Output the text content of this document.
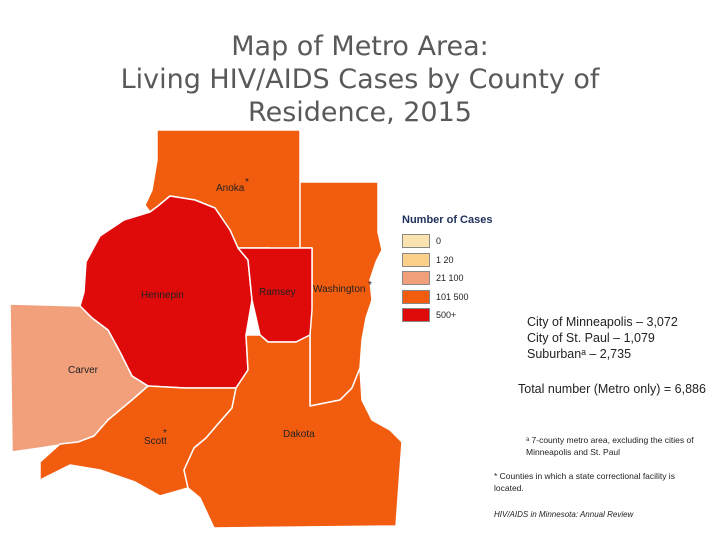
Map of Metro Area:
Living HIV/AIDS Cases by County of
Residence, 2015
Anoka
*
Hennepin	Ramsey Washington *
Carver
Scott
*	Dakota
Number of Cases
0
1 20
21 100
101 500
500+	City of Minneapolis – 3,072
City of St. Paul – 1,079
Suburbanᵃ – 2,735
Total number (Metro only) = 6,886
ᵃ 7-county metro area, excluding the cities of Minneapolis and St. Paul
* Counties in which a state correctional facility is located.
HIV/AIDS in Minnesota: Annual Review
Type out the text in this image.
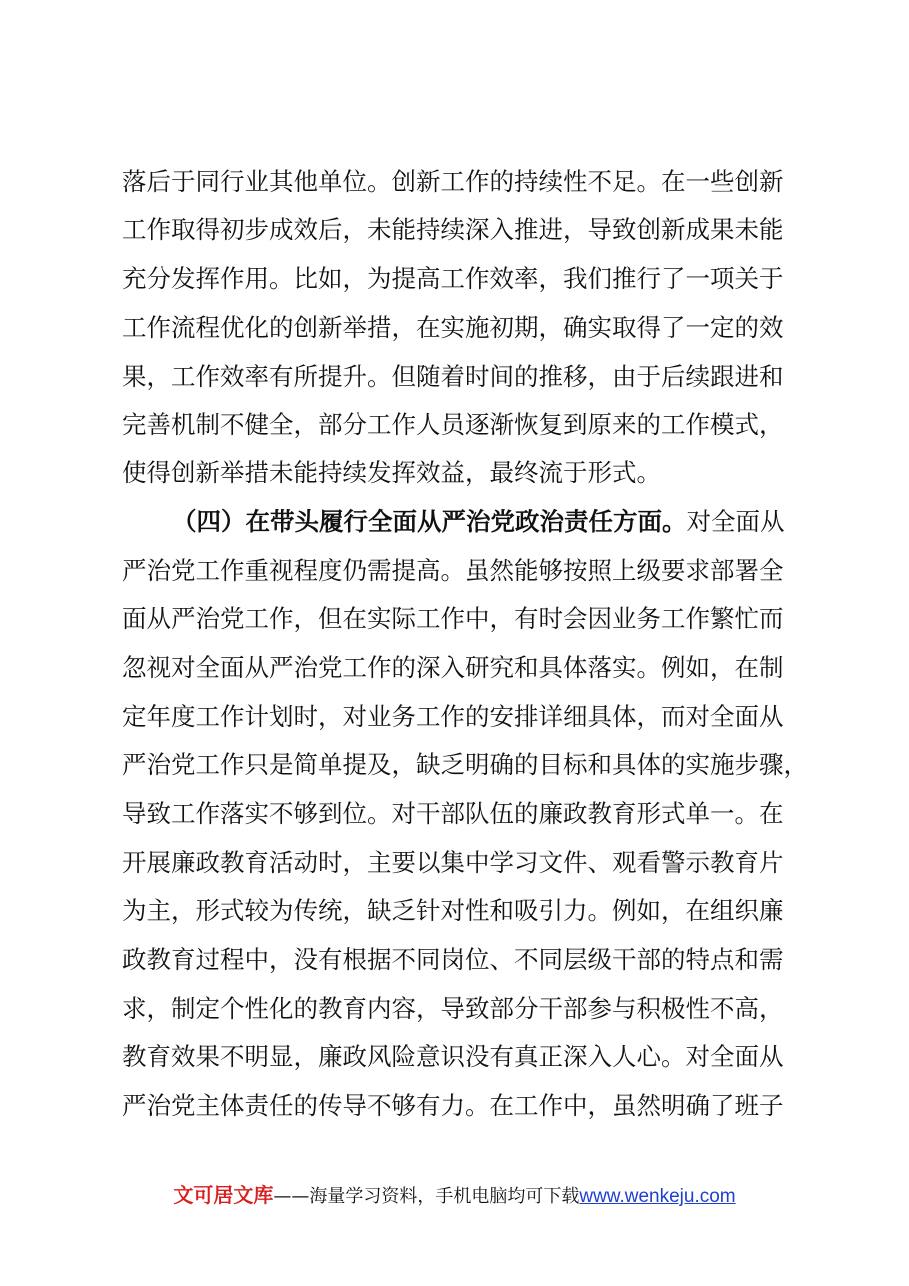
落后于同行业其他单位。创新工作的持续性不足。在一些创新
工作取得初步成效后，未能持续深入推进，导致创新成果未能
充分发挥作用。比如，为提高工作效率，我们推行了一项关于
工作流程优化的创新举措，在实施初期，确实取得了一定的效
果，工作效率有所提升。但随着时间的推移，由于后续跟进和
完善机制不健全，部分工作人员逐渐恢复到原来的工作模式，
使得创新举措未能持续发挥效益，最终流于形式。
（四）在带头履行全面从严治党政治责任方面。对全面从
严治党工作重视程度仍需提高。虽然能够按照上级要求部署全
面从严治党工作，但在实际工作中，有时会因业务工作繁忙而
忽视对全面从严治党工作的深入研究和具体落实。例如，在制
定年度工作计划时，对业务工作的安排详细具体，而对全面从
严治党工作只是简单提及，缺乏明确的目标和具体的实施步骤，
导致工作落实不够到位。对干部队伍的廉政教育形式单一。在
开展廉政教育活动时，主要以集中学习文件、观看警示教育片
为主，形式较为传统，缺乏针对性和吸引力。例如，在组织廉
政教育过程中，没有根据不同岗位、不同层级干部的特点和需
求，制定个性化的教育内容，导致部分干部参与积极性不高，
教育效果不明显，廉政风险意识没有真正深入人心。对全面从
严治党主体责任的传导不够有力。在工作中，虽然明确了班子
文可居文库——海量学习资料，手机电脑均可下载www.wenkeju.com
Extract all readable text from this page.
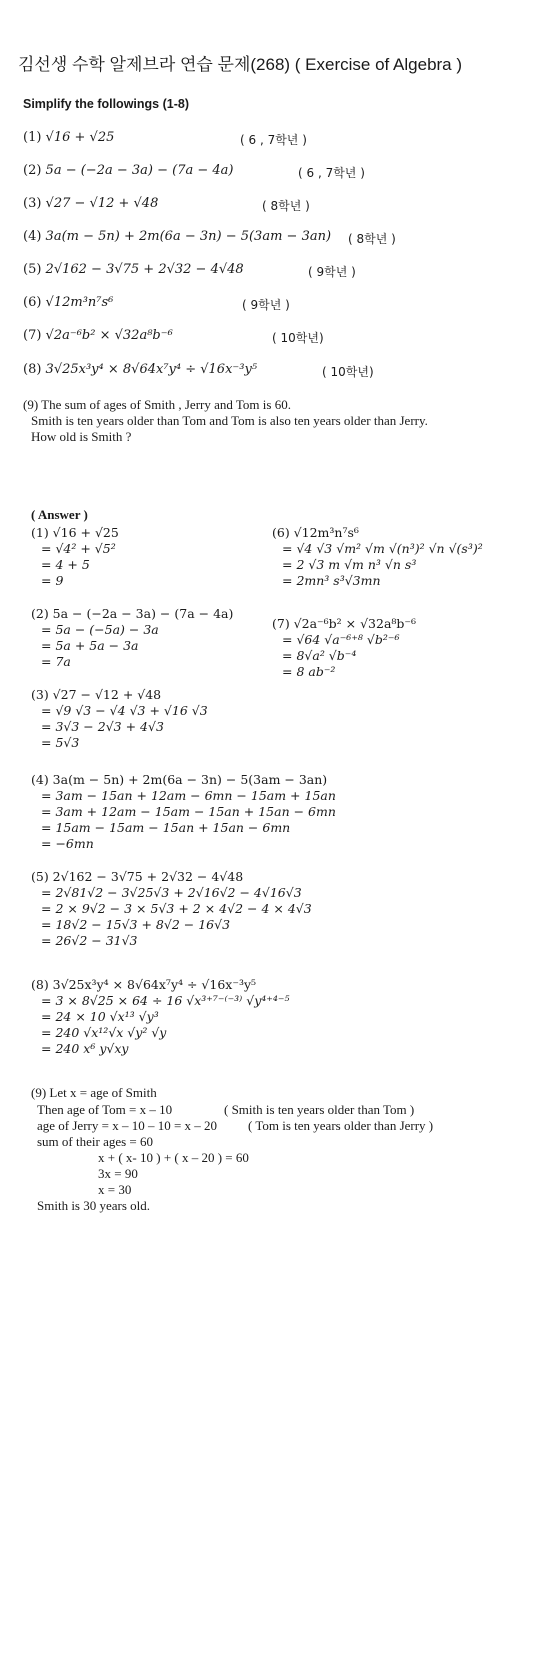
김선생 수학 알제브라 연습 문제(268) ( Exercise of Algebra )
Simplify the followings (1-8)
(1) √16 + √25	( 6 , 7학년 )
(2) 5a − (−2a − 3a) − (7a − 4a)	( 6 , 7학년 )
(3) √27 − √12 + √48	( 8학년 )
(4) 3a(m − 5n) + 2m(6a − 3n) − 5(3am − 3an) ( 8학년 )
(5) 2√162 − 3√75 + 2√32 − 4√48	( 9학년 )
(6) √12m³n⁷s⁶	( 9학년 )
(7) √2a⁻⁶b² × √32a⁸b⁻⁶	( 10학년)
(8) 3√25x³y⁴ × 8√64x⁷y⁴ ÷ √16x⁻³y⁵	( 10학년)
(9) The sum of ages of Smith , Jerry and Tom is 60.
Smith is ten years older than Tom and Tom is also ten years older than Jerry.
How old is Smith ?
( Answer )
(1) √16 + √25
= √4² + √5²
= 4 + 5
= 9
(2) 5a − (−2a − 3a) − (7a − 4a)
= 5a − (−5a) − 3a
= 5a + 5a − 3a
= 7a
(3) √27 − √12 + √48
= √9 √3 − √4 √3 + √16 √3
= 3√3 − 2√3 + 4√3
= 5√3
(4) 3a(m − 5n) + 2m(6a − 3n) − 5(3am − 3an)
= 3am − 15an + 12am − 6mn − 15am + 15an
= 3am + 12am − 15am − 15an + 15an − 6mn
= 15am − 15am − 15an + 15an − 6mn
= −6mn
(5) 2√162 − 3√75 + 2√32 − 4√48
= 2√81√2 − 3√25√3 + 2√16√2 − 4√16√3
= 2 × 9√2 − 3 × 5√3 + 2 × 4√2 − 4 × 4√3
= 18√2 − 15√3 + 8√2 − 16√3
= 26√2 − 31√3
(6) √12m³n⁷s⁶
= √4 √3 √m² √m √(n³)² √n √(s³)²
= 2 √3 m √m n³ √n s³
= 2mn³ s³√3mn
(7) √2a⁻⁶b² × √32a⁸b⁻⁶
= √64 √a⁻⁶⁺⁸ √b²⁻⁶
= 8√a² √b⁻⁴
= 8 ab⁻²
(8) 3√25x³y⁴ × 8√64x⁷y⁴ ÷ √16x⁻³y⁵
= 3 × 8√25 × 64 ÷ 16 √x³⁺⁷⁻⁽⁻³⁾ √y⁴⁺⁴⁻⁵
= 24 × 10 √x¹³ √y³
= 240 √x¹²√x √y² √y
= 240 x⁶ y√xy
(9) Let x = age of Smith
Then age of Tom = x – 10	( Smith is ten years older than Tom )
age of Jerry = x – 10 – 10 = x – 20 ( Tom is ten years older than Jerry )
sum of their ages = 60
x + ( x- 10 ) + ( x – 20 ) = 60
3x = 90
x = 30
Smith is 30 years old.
* * * *
Go over the data above and copy every line that has the word "this" in it.

Output the text content of this document.
Type out the text in this image.
Extract all readable text from this page.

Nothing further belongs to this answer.